**** Information supplied ****

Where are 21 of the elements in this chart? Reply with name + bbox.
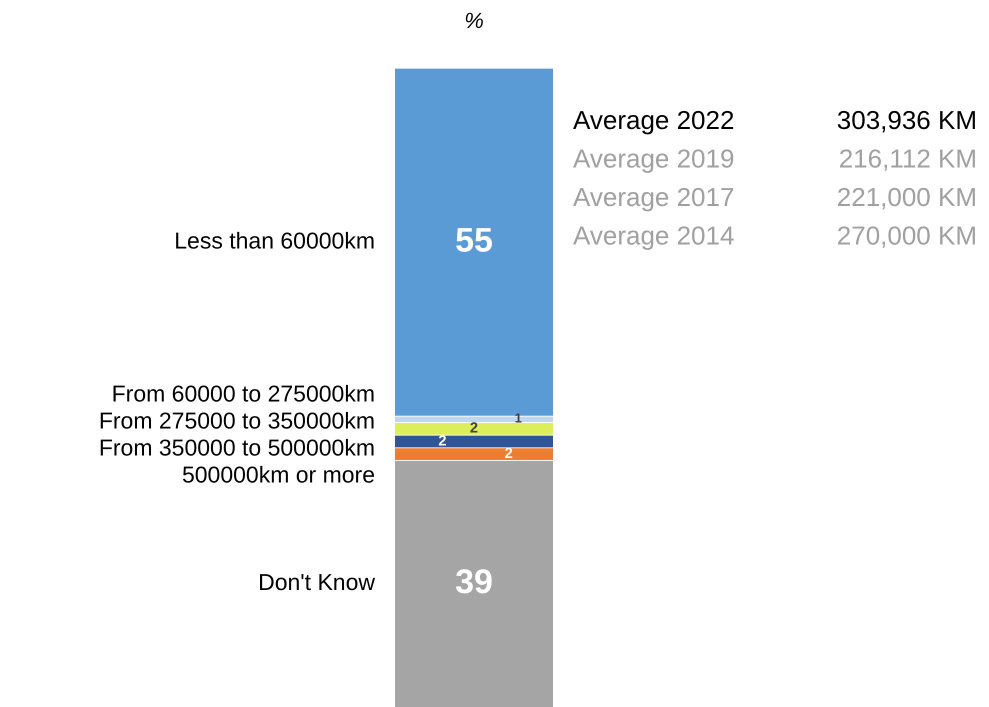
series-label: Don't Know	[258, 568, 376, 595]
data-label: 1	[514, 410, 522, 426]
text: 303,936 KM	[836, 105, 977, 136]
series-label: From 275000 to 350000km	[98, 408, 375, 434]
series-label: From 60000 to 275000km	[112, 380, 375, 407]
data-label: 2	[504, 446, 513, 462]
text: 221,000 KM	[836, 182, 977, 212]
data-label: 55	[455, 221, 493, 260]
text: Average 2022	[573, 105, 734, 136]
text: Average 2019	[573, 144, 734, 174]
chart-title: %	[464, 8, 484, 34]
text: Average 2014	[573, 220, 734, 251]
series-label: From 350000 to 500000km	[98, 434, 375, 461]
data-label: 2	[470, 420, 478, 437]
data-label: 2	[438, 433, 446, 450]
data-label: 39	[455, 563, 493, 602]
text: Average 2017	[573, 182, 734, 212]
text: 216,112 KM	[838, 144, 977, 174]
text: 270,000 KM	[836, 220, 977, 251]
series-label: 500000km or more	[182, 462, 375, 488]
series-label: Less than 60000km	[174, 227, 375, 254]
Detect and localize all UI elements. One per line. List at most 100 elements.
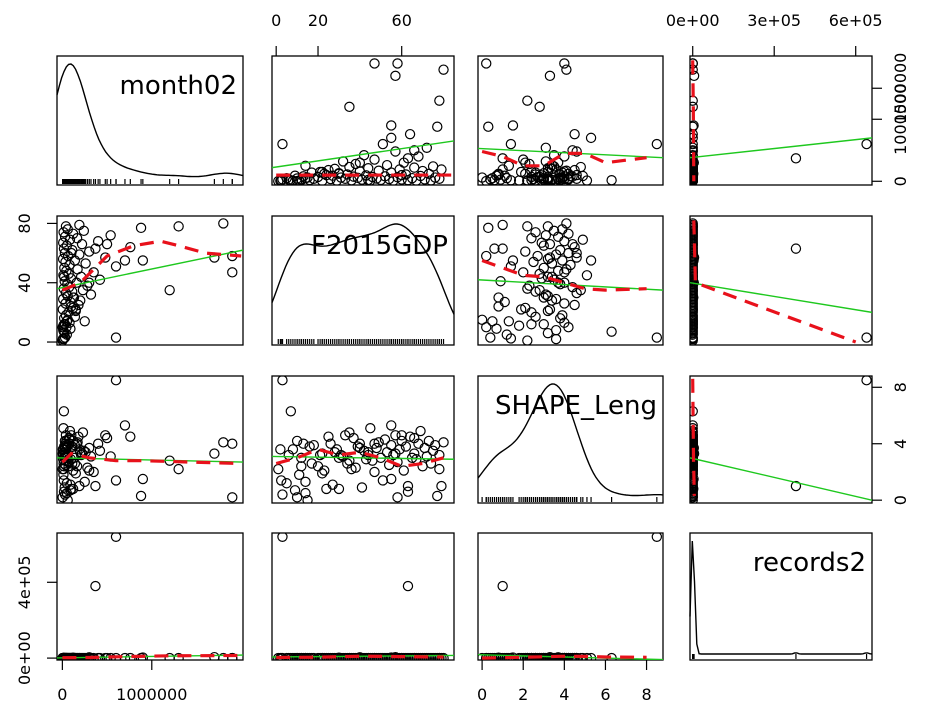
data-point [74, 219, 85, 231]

****

Request >> Copy every line of the records above verbatim, omitting the pictures.

Correct response >>
Where are 21 of the elements in this chart? Reply with name + bbox.
series-label: Don't Know	[258, 568, 376, 595]
data-label: 1	[514, 410, 522, 426]
text: 303,936 KM	[836, 105, 977, 136]
series-label: From 275000 to 350000km	[98, 408, 375, 434]
series-label: From 60000 to 275000km	[112, 380, 375, 407]
data-label: 2	[504, 446, 513, 462]
text: 221,000 KM	[836, 182, 977, 212]
data-label: 55	[455, 221, 493, 260]
text: Average 2022	[573, 105, 734, 136]
text: Average 2019	[573, 144, 734, 174]
chart-title: %	[464, 8, 484, 34]
text: Average 2014	[573, 220, 734, 251]
series-label: From 350000 to 500000km	[98, 434, 375, 461]
data-label: 2	[470, 420, 478, 437]
data-label: 2	[438, 433, 446, 450]
data-label: 39	[455, 563, 493, 602]
text: Average 2017	[573, 182, 734, 212]
text: 216,112 KM	[838, 144, 977, 174]
text: 270,000 KM	[836, 220, 977, 251]
series-label: 500000km or more	[182, 462, 375, 488]
series-label: Less than 60000km	[174, 227, 375, 254]
Detect and localize all UI elements. One per line. List at most 100 elements.
data-point [74, 219, 85, 231]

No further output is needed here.